- [Request]: Find the lines holding the string "hōng" in the data, then copy all of them.

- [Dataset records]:
··········
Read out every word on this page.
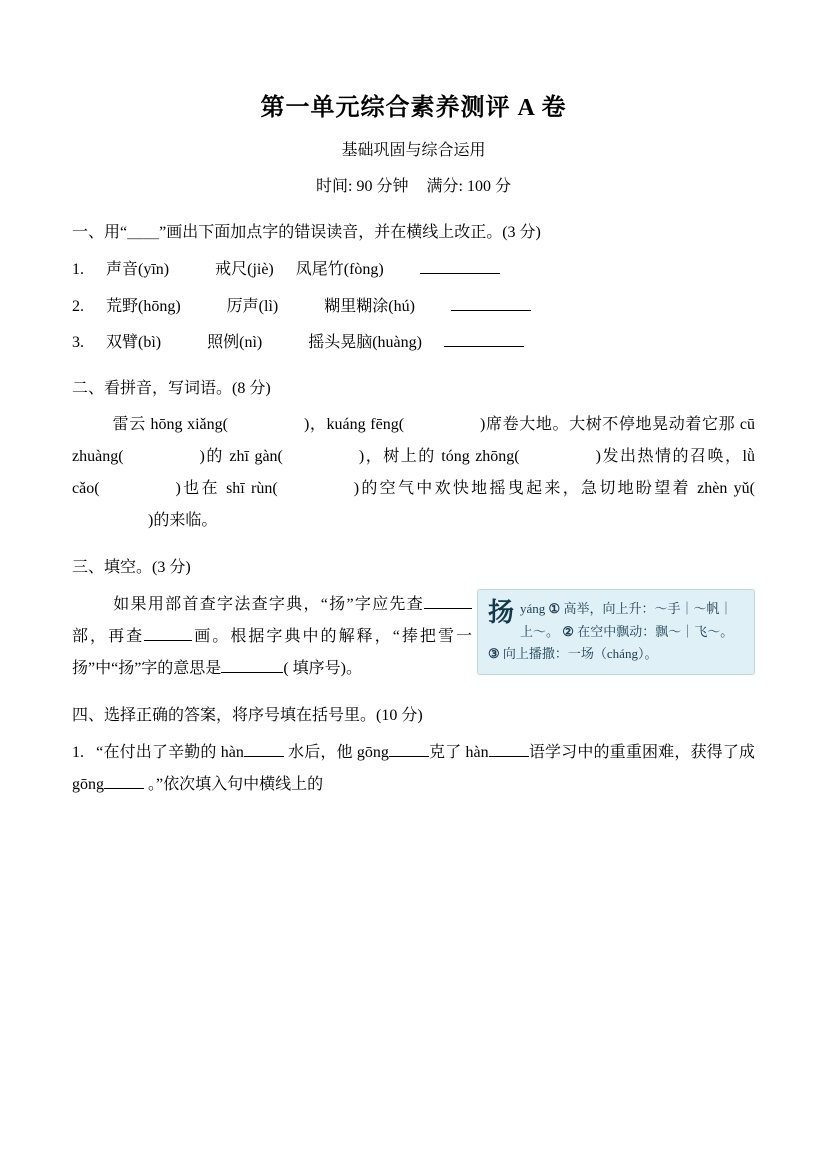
第一单元综合素养测评 A 卷
基础巩固与综合运用
时间: 90 分钟 满分: 100 分
一、用“＿＿”画出下面加点字的错误读音，并在横线上改正。(3 分)
1. 声音(yīn)	戒尺(jiè) 凤尾竹(fòng)
2. 荒野(hōng)	厉声(lì)	糊里糊涂(hú)
3. 双臂(bì)	照例(nì)	摇头晃脑(huàng)
二、看拼音，写词语。(8 分)
雷云 hōng xiǎng(	)，kuáng fēng(	)席卷大地。大树不停地晃动着它那 cū zhuàng(	)的 zhī gàn(	)，树上的 tóng zhōng(	)发出热情的召唤，lǜ cǎo(	)也在 shī rùn(	)的空气中欢快地摇曳起来，急切地盼望着 zhèn yǔ()的来临。
三、填空。(3 分)
扬 yáng ① 高举，向上升：～手｜～帆｜上～。 ② 在空中飘动：飘～｜飞～。 ③ 向上播撒：一场（cháng）。
如果用部首查字法查字典，“扬”字应先查部，再查	画。根据字典中的解释，“捧把雪一扬”中“扬”字的意思是	( 填序号)。
四、选择正确的答案，将序号填在括号里。(10 分)
1. “在付出了辛勤的 hàn	水后，他 gōng	克了 hàn	语学习中的重重困难，获得了成 gōng	。”依次填入句中横线上的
··········
- [Result below]:
2. 荒野(hōng)	厉声(lì)	糊里糊涂(hú)
雷云 hōng xiǎng(	)，kuáng fēng(	)席卷大地。大树不停地晃动着它那 cū zhuàng(	)的 zhī gàn(	)，树上的 tóng zhōng(	)发出热情的召唤，lǜ cǎo(	)也在 shī rùn(	)的空气中欢快地摇曳起来，急切地盼望着 zhèn yǔ()的来临。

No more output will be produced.